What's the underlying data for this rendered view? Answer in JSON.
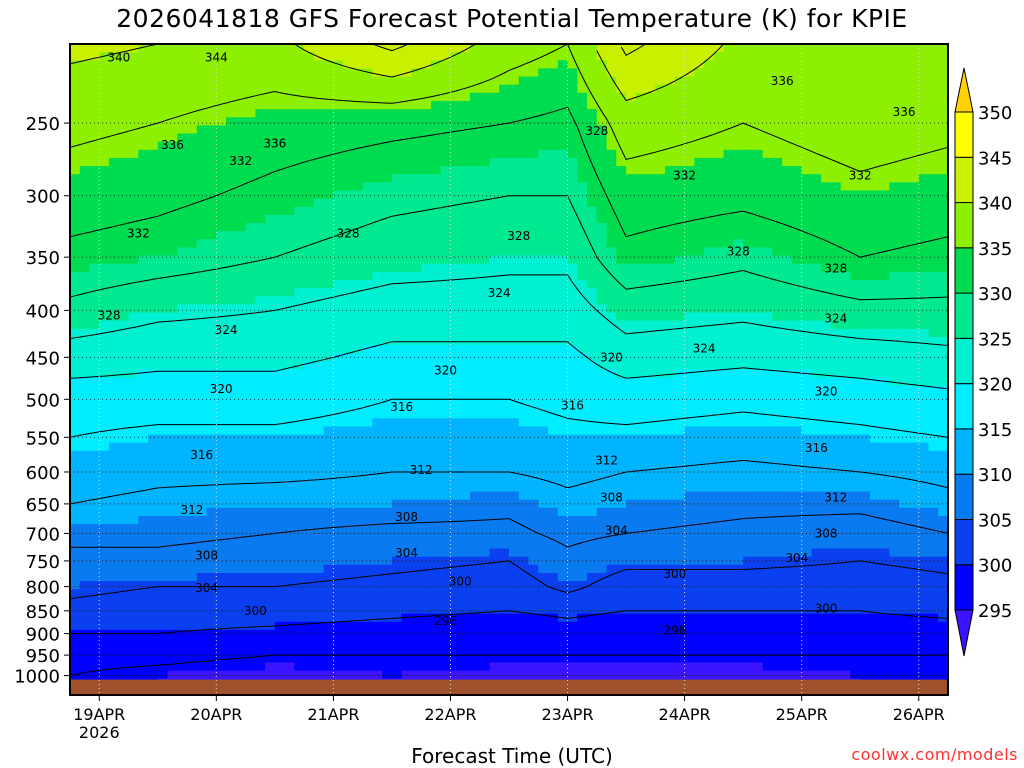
{
  "chart_data": {
    "type": "heatmap",
    "title": "2026041818 GFS Forecast Potential Temperature (K) for KPIE",
    "xlabel": "Forecast Time (UTC)",
    "ylabel": "",
    "credit": "coolwx.com/models",
    "x_units": "forecast hours since 2026-04-18 18Z",
    "xlim": [
      0,
      180
    ],
    "ylim": [
      1050,
      205
    ],
    "y_scale": "log-pressure (hPa)",
    "x_ticks": [
      {
        "hour": 6,
        "label": "19APR",
        "sublabel": "2026"
      },
      {
        "hour": 30,
        "label": "20APR"
      },
      {
        "hour": 54,
        "label": "21APR"
      },
      {
        "hour": 78,
        "label": "22APR"
      },
      {
        "hour": 102,
        "label": "23APR"
      },
      {
        "hour": 126,
        "label": "24APR"
      },
      {
        "hour": 150,
        "label": "25APR"
      },
      {
        "hour": 174,
        "label": "26APR"
      }
    ],
    "y_ticks": [
      250,
      300,
      350,
      400,
      450,
      500,
      550,
      600,
      650,
      700,
      750,
      800,
      850,
      900,
      950,
      1000
    ],
    "grid": true,
    "levels_hpa": [
      1000,
      950,
      900,
      850,
      800,
      750,
      700,
      650,
      600,
      550,
      500,
      450,
      400,
      350,
      300,
      250,
      205
    ],
    "columns": [
      {
        "hour": 0,
        "theta": [
          296,
          297,
          300,
          303,
          305,
          307,
          309,
          312,
          314,
          316,
          318,
          322,
          327,
          331,
          334,
          337,
          341
        ]
      },
      {
        "hour": 18,
        "theta": [
          295,
          297,
          300,
          302,
          304,
          307,
          309,
          311,
          313,
          315,
          318,
          321,
          325,
          330,
          333,
          336,
          340
        ]
      },
      {
        "hour": 42,
        "theta": [
          294,
          296,
          299,
          302,
          304,
          306,
          308,
          310,
          313,
          315,
          318,
          321,
          324,
          328,
          331,
          334,
          339
        ]
      },
      {
        "hour": 66,
        "theta": [
          295,
          296,
          298,
          301,
          303,
          305,
          307,
          310,
          312,
          314,
          316,
          319,
          322,
          326,
          329,
          333,
          345
        ]
      },
      {
        "hour": 90,
        "theta": [
          294,
          296,
          297,
          300,
          302,
          304,
          307,
          309,
          312,
          314,
          316,
          319,
          322,
          325,
          328,
          332,
          338
        ]
      },
      {
        "hour": 102,
        "theta": [
          294,
          296,
          298,
          301,
          305,
          307,
          309,
          311,
          313,
          315,
          317,
          319,
          322,
          325,
          328,
          331,
          336
        ]
      },
      {
        "hour": 114,
        "theta": [
          294,
          296,
          297,
          300,
          302,
          305,
          308,
          310,
          312,
          315,
          318,
          322,
          326,
          331,
          334,
          338,
          345
        ]
      },
      {
        "hour": 138,
        "theta": [
          294,
          296,
          298,
          300,
          302,
          305,
          307,
          309,
          311,
          314,
          317,
          321,
          325,
          329,
          333,
          336,
          339
        ]
      },
      {
        "hour": 162,
        "theta": [
          295,
          296,
          298,
          300,
          302,
          304,
          306,
          309,
          312,
          315,
          318,
          322,
          327,
          332,
          335,
          338,
          339
        ]
      },
      {
        "hour": 180,
        "theta": [
          295,
          296,
          298,
          301,
          303,
          305,
          308,
          311,
          313,
          316,
          319,
          323,
          327,
          331,
          334,
          337,
          340
        ]
      }
    ],
    "contour_interval": 4,
    "colorbar": {
      "boundaries": [
        295,
        300,
        305,
        310,
        315,
        320,
        325,
        330,
        335,
        340,
        345,
        350
      ],
      "labels": [
        "295",
        "300",
        "305",
        "310",
        "315",
        "320",
        "325",
        "330",
        "335",
        "340",
        "345",
        "350"
      ],
      "colors": [
        "#3c14ff",
        "#0000ff",
        "#0a40f0",
        "#0a7af0",
        "#00b4ff",
        "#00ecff",
        "#00f0d2",
        "#00e890",
        "#00dc50",
        "#8cf000",
        "#c8f000",
        "#ffff00",
        "#ffd200"
      ]
    },
    "ground_color": "#a0522d",
    "annotations": [
      {
        "hour": 10,
        "p": 212,
        "text": "340"
      },
      {
        "hour": 30,
        "p": 212,
        "text": "344"
      },
      {
        "hour": 146,
        "p": 225,
        "text": "336"
      },
      {
        "hour": 21,
        "p": 264,
        "text": "336"
      },
      {
        "hour": 42,
        "p": 263,
        "text": "336"
      },
      {
        "hour": 35,
        "p": 275,
        "text": "332"
      },
      {
        "hour": 171,
        "p": 243,
        "text": "336"
      },
      {
        "hour": 92,
        "p": 332,
        "text": "328"
      },
      {
        "hour": 108,
        "p": 255,
        "text": "328"
      },
      {
        "hour": 126,
        "p": 285,
        "text": "332"
      },
      {
        "hour": 14,
        "p": 330,
        "text": "332"
      },
      {
        "hour": 57,
        "p": 330,
        "text": "328"
      },
      {
        "hour": 137,
        "p": 345,
        "text": "328"
      },
      {
        "hour": 162,
        "p": 285,
        "text": "332"
      },
      {
        "hour": 157,
        "p": 360,
        "text": "328"
      },
      {
        "hour": 8,
        "p": 405,
        "text": "328"
      },
      {
        "hour": 32,
        "p": 420,
        "text": "324"
      },
      {
        "hour": 88,
        "p": 383,
        "text": "324"
      },
      {
        "hour": 130,
        "p": 440,
        "text": "324"
      },
      {
        "hour": 157,
        "p": 408,
        "text": "324"
      },
      {
        "hour": 31,
        "p": 487,
        "text": "320"
      },
      {
        "hour": 77,
        "p": 465,
        "text": "320"
      },
      {
        "hour": 111,
        "p": 450,
        "text": "320"
      },
      {
        "hour": 155,
        "p": 490,
        "text": "320"
      },
      {
        "hour": 68,
        "p": 510,
        "text": "316"
      },
      {
        "hour": 103,
        "p": 508,
        "text": "316"
      },
      {
        "hour": 27,
        "p": 575,
        "text": "316"
      },
      {
        "hour": 153,
        "p": 565,
        "text": "316"
      },
      {
        "hour": 72,
        "p": 597,
        "text": "312"
      },
      {
        "hour": 110,
        "p": 583,
        "text": "312"
      },
      {
        "hour": 25,
        "p": 660,
        "text": "312"
      },
      {
        "hour": 157,
        "p": 640,
        "text": "312"
      },
      {
        "hour": 69,
        "p": 672,
        "text": "308"
      },
      {
        "hour": 111,
        "p": 640,
        "text": "308"
      },
      {
        "hour": 28,
        "p": 740,
        "text": "308"
      },
      {
        "hour": 155,
        "p": 700,
        "text": "308"
      },
      {
        "hour": 69,
        "p": 735,
        "text": "304"
      },
      {
        "hour": 112,
        "p": 695,
        "text": "304"
      },
      {
        "hour": 28,
        "p": 803,
        "text": "304"
      },
      {
        "hour": 149,
        "p": 745,
        "text": "304"
      },
      {
        "hour": 38,
        "p": 850,
        "text": "300"
      },
      {
        "hour": 80,
        "p": 790,
        "text": "300"
      },
      {
        "hour": 124,
        "p": 775,
        "text": "300"
      },
      {
        "hour": 155,
        "p": 845,
        "text": "300"
      },
      {
        "hour": 77,
        "p": 872,
        "text": "296"
      },
      {
        "hour": 124,
        "p": 893,
        "text": "296"
      }
    ]
  }
}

- - -

• [Task to complete] Every record above should be transcribed exactly; the pictures stay out of the copy.

• [Full response]
What's the underlying data for this rendered view? Answer in JSON.
{
  "chart_data": {
    "type": "heatmap",
    "title": "2026041818 GFS Forecast Potential Temperature (K) for KPIE",
    "xlabel": "Forecast Time (UTC)",
    "ylabel": "",
    "credit": "coolwx.com/models",
    "x_units": "forecast hours since 2026-04-18 18Z",
    "xlim": [
      0,
      180
    ],
    "ylim": [
      1050,
      205
    ],
    "y_scale": "log-pressure (hPa)",
    "x_ticks": [
      {
        "hour": 6,
        "label": "19APR",
        "sublabel": "2026"
      },
      {
        "hour": 30,
        "label": "20APR"
      },
      {
        "hour": 54,
        "label": "21APR"
      },
      {
        "hour": 78,
        "label": "22APR"
      },
      {
        "hour": 102,
        "label": "23APR"
      },
      {
        "hour": 126,
        "label": "24APR"
      },
      {
        "hour": 150,
        "label": "25APR"
      },
      {
        "hour": 174,
        "label": "26APR"
      }
    ],
    "y_ticks": [
      250,
      300,
      350,
      400,
      450,
      500,
      550,
      600,
      650,
      700,
      750,
      800,
      850,
      900,
      950,
      1000
    ],
    "grid": true,
    "levels_hpa": [
      1000,
      950,
      900,
      850,
      800,
      750,
      700,
      650,
      600,
      550,
      500,
      450,
      400,
      350,
      300,
      250,
      205
    ],
    "columns": [
      {
        "hour": 0,
        "theta": [
          296,
          297,
          300,
          303,
          305,
          307,
          309,
          312,
          314,
          316,
          318,
          322,
          327,
          331,
          334,
          337,
          341
        ]
      },
      {
        "hour": 18,
        "theta": [
          295,
          297,
          300,
          302,
          304,
          307,
          309,
          311,
          313,
          315,
          318,
          321,
          325,
          330,
          333,
          336,
          340
        ]
      },
      {
        "hour": 42,
        "theta": [
          294,
          296,
          299,
          302,
          304,
          306,
          308,
          310,
          313,
          315,
          318,
          321,
          324,
          328,
          331,
          334,
          339
        ]
      },
      {
        "hour": 66,
        "theta": [
          295,
          296,
          298,
          301,
          303,
          305,
          307,
          310,
          312,
          314,
          316,
          319,
          322,
          326,
          329,
          333,
          345
        ]
      },
      {
        "hour": 90,
        "theta": [
          294,
          296,
          297,
          300,
          302,
          304,
          307,
          309,
          312,
          314,
          316,
          319,
          322,
          325,
          328,
          332,
          338
        ]
      },
      {
        "hour": 102,
        "theta": [
          294,
          296,
          298,
          301,
          305,
          307,
          309,
          311,
          313,
          315,
          317,
          319,
          322,
          325,
          328,
          331,
          336
        ]
      },
      {
        "hour": 114,
        "theta": [
          294,
          296,
          297,
          300,
          302,
          305,
          308,
          310,
          312,
          315,
          318,
          322,
          326,
          331,
          334,
          338,
          345
        ]
      },
      {
        "hour": 138,
        "theta": [
          294,
          296,
          298,
          300,
          302,
          305,
          307,
          309,
          311,
          314,
          317,
          321,
          325,
          329,
          333,
          336,
          339
        ]
      },
      {
        "hour": 162,
        "theta": [
          295,
          296,
          298,
          300,
          302,
          304,
          306,
          309,
          312,
          315,
          318,
          322,
          327,
          332,
          335,
          338,
          339
        ]
      },
      {
        "hour": 180,
        "theta": [
          295,
          296,
          298,
          301,
          303,
          305,
          308,
          311,
          313,
          316,
          319,
          323,
          327,
          331,
          334,
          337,
          340
        ]
      }
    ],
    "contour_interval": 4,
    "colorbar": {
      "boundaries": [
        295,
        300,
        305,
        310,
        315,
        320,
        325,
        330,
        335,
        340,
        345,
        350
      ],
      "labels": [
        "295",
        "300",
        "305",
        "310",
        "315",
        "320",
        "325",
        "330",
        "335",
        "340",
        "345",
        "350"
      ],
      "colors": [
        "#3c14ff",
        "#0000ff",
        "#0a40f0",
        "#0a7af0",
        "#00b4ff",
        "#00ecff",
        "#00f0d2",
        "#00e890",
        "#00dc50",
        "#8cf000",
        "#c8f000",
        "#ffff00",
        "#ffd200"
      ]
    },
    "ground_color": "#a0522d",
    "annotations": [
      {
        "hour": 10,
        "p": 212,
        "text": "340"
      },
      {
        "hour": 30,
        "p": 212,
        "text": "344"
      },
      {
        "hour": 146,
        "p": 225,
        "text": "336"
      },
      {
        "hour": 21,
        "p": 264,
        "text": "336"
      },
      {
        "hour": 42,
        "p": 263,
        "text": "336"
      },
      {
        "hour": 35,
        "p": 275,
        "text": "332"
      },
      {
        "hour": 171,
        "p": 243,
        "text": "336"
      },
      {
        "hour": 92,
        "p": 332,
        "text": "328"
      },
      {
        "hour": 108,
        "p": 255,
        "text": "328"
      },
      {
        "hour": 126,
        "p": 285,
        "text": "332"
      },
      {
        "hour": 14,
        "p": 330,
        "text": "332"
      },
      {
        "hour": 57,
        "p": 330,
        "text": "328"
      },
      {
        "hour": 137,
        "p": 345,
        "text": "328"
      },
      {
        "hour": 162,
        "p": 285,
        "text": "332"
      },
      {
        "hour": 157,
        "p": 360,
        "text": "328"
      },
      {
        "hour": 8,
        "p": 405,
        "text": "328"
      },
      {
        "hour": 32,
        "p": 420,
        "text": "324"
      },
      {
        "hour": 88,
        "p": 383,
        "text": "324"
      },
      {
        "hour": 130,
        "p": 440,
        "text": "324"
      },
      {
        "hour": 157,
        "p": 408,
        "text": "324"
      },
      {
        "hour": 31,
        "p": 487,
        "text": "320"
      },
      {
        "hour": 77,
        "p": 465,
        "text": "320"
      },
      {
        "hour": 111,
        "p": 450,
        "text": "320"
      },
      {
        "hour": 155,
        "p": 490,
        "text": "320"
      },
      {
        "hour": 68,
        "p": 510,
        "text": "316"
      },
      {
        "hour": 103,
        "p": 508,
        "text": "316"
      },
      {
        "hour": 27,
        "p": 575,
        "text": "316"
      },
      {
        "hour": 153,
        "p": 565,
        "text": "316"
      },
      {
        "hour": 72,
        "p": 597,
        "text": "312"
      },
      {
        "hour": 110,
        "p": 583,
        "text": "312"
      },
      {
        "hour": 25,
        "p": 660,
        "text": "312"
      },
      {
        "hour": 157,
        "p": 640,
        "text": "312"
      },
      {
        "hour": 69,
        "p": 672,
        "text": "308"
      },
      {
        "hour": 111,
        "p": 640,
        "text": "308"
      },
      {
        "hour": 28,
        "p": 740,
        "text": "308"
      },
      {
        "hour": 155,
        "p": 700,
        "text": "308"
      },
      {
        "hour": 69,
        "p": 735,
        "text": "304"
      },
      {
        "hour": 112,
        "p": 695,
        "text": "304"
      },
      {
        "hour": 28,
        "p": 803,
        "text": "304"
      },
      {
        "hour": 149,
        "p": 745,
        "text": "304"
      },
      {
        "hour": 38,
        "p": 850,
        "text": "300"
      },
      {
        "hour": 80,
        "p": 790,
        "text": "300"
      },
      {
        "hour": 124,
        "p": 775,
        "text": "300"
      },
      {
        "hour": 155,
        "p": 845,
        "text": "300"
      },
      {
        "hour": 77,
        "p": 872,
        "text": "296"
      },
      {
        "hour": 124,
        "p": 893,
        "text": "296"
      }
    ]
  }
}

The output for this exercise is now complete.